- [WHAT IS BEING ASKED] Can you pull out each line of the data below that includes the word "della"?

- [RECORD LIST]
==========
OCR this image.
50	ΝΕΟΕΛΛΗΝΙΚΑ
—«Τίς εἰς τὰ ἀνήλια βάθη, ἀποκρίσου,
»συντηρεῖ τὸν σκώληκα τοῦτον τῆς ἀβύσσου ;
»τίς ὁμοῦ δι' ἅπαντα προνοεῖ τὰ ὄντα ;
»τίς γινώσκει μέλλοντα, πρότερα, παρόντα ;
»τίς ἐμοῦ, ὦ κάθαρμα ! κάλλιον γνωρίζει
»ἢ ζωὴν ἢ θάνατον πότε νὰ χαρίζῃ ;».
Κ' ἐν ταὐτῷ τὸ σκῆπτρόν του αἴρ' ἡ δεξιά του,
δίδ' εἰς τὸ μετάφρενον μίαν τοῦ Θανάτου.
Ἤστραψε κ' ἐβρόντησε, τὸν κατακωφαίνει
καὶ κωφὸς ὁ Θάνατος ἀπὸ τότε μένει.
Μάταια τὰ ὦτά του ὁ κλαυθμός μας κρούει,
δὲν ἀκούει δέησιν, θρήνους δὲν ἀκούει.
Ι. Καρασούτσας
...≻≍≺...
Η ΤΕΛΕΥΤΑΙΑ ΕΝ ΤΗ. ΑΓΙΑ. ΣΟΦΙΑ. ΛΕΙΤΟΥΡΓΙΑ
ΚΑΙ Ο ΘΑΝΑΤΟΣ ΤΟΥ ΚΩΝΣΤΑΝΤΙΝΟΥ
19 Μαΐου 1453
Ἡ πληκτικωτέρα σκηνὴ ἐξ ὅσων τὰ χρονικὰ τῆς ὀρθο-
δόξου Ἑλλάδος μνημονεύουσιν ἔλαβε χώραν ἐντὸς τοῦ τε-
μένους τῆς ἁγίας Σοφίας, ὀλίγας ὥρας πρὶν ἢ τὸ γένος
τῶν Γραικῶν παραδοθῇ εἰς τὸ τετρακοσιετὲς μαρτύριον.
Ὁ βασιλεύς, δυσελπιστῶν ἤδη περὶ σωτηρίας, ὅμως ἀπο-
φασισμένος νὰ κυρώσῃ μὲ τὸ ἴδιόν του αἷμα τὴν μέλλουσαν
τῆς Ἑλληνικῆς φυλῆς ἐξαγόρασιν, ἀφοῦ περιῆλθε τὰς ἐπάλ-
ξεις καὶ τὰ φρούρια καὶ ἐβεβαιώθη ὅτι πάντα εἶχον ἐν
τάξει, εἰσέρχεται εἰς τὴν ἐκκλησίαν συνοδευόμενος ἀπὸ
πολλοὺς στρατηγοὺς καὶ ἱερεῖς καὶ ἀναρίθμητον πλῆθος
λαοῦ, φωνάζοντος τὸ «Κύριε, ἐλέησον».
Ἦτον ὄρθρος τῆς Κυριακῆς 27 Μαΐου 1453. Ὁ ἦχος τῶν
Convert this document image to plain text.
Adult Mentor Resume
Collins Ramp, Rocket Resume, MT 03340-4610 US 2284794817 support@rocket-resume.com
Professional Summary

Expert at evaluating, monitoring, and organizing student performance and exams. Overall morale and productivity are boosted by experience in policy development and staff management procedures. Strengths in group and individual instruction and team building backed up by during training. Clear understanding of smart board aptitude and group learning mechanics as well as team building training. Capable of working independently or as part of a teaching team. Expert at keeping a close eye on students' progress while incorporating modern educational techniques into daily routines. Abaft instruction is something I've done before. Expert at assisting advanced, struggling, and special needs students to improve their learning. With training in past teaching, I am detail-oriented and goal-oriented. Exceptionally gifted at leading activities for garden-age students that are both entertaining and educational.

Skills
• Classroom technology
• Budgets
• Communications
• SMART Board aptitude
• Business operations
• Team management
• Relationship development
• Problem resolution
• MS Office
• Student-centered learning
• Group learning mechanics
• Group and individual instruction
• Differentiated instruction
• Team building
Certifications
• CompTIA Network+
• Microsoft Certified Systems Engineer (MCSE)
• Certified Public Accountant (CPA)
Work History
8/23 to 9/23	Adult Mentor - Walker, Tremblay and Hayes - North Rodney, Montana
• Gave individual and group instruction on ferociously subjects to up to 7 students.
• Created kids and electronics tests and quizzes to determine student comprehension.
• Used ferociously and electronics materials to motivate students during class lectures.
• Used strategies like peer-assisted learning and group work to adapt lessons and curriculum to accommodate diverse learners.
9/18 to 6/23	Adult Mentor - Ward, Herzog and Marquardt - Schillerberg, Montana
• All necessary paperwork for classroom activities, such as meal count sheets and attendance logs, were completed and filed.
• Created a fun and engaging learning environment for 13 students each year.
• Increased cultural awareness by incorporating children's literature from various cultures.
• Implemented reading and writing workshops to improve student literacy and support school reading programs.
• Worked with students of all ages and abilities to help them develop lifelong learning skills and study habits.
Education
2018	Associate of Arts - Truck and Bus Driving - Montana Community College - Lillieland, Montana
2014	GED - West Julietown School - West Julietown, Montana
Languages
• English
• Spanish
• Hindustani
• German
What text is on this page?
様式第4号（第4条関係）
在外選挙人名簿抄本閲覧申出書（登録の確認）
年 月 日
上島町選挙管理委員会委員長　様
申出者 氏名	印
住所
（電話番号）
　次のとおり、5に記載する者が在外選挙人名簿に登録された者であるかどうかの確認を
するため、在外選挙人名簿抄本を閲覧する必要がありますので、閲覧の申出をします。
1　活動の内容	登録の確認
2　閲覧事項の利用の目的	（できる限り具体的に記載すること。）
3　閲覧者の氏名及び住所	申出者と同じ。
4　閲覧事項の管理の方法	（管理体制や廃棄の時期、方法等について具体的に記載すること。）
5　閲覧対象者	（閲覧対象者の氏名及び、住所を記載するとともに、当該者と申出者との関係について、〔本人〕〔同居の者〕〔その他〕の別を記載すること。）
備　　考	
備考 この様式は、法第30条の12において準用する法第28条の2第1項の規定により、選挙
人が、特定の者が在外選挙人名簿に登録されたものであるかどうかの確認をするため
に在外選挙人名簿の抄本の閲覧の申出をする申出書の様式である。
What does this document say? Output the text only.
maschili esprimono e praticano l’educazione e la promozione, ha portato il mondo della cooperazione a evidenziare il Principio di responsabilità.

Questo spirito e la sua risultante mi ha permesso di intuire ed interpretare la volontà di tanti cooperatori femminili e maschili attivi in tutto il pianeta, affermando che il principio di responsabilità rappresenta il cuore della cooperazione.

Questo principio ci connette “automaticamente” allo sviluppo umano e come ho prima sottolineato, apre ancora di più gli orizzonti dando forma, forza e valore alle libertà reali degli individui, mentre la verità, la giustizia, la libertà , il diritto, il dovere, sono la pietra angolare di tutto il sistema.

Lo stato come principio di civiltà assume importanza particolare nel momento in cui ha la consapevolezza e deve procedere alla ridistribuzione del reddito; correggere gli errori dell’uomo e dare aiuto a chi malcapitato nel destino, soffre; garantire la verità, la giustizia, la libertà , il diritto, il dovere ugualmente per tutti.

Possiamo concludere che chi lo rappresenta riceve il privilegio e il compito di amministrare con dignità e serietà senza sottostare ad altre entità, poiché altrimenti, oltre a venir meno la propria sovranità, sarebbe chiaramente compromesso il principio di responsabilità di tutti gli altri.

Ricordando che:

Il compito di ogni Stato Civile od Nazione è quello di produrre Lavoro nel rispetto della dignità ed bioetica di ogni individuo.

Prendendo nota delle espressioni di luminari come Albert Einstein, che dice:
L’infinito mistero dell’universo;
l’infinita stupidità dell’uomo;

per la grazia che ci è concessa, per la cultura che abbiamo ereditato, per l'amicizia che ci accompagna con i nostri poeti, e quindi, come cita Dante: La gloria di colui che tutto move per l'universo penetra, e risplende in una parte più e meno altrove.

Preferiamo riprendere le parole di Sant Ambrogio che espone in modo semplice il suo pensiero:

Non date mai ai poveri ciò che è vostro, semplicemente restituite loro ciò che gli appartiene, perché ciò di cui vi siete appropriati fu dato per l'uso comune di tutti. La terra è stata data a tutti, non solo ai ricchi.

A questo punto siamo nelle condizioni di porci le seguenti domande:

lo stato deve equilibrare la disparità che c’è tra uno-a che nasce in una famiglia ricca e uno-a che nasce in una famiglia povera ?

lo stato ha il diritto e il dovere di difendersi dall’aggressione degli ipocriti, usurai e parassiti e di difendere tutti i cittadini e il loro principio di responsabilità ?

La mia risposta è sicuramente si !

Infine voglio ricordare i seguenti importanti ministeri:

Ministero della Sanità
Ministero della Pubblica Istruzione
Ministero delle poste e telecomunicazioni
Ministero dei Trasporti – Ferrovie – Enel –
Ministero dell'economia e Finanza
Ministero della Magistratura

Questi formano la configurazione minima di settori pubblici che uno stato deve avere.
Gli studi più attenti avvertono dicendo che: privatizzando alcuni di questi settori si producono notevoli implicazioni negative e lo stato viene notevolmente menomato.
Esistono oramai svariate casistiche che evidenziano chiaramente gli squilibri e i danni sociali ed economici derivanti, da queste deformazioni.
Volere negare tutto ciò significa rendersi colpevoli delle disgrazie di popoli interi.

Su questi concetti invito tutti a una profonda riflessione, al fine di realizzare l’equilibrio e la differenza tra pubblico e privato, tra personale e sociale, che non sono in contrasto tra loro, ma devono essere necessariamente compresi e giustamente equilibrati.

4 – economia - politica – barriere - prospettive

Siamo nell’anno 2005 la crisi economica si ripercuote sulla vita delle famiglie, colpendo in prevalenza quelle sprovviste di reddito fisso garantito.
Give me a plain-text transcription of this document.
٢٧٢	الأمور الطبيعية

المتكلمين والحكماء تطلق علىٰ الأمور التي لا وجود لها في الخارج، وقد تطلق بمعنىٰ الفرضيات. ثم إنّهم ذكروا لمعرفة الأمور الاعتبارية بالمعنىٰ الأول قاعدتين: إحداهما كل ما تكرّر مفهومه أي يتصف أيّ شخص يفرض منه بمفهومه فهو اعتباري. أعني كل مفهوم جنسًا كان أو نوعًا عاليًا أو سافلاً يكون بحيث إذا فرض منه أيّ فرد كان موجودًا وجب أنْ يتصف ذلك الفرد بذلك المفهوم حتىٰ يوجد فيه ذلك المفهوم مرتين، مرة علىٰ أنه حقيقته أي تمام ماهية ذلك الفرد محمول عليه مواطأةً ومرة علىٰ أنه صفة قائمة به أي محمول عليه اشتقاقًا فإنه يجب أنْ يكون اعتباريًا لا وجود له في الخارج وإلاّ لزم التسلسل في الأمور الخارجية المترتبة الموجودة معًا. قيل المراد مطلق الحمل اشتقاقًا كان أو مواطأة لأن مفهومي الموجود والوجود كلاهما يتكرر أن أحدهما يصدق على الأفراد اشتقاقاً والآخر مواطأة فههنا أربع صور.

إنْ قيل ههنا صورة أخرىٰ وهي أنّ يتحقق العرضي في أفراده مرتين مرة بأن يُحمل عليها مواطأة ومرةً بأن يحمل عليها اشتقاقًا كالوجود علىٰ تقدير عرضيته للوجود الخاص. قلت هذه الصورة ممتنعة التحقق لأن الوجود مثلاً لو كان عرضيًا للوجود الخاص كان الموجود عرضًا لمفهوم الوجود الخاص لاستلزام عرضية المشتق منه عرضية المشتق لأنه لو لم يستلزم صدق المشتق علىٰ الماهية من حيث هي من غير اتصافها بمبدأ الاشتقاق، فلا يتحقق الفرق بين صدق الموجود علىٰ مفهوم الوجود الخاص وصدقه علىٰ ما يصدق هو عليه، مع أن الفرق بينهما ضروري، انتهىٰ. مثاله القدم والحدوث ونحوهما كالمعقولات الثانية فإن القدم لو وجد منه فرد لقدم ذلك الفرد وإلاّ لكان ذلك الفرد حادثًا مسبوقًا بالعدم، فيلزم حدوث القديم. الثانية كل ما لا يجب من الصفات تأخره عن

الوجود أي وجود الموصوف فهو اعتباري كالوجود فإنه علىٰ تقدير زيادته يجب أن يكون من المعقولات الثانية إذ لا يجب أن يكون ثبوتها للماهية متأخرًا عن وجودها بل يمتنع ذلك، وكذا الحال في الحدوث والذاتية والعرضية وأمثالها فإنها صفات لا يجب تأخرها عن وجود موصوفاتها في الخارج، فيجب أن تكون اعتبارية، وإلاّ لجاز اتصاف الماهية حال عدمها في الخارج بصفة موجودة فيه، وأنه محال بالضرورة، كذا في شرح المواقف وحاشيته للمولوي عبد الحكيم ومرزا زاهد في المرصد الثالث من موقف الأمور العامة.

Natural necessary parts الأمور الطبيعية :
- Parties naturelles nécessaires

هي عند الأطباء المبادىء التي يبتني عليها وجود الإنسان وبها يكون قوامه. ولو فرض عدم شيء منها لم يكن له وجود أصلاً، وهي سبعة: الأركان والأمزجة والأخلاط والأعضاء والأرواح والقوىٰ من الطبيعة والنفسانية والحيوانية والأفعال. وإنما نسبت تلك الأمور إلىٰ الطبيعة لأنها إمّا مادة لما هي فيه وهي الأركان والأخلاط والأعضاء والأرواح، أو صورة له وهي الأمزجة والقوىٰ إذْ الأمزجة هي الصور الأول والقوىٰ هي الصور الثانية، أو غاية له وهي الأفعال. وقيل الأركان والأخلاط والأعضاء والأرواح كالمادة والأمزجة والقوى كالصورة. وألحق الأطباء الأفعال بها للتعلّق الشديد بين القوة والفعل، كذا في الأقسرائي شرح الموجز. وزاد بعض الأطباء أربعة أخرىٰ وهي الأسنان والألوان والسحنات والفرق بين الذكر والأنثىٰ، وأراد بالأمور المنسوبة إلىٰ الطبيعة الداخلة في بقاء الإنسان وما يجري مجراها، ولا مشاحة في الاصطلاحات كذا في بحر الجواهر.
==========
- [WRITTEN REPLY]
maschili esprimono e praticano l’educazione e la promozione, ha portato il mondo della cooperazione a evidenziare il Principio di responsabilità.
Questo spirito e la sua risultante mi ha permesso di intuire ed interpretare la volontà di tanti cooperatori femminili e maschili attivi in tutto il pianeta, affermando che il principio di responsabilità rappresenta il cuore della cooperazione.
Il compito di ogni Stato Civile od Nazione è quello di produrre Lavoro nel rispetto della dignità ed bioetica di ogni individuo.
Ministero della Sanità
Ministero della Pubblica Istruzione
Ministero della Magistratura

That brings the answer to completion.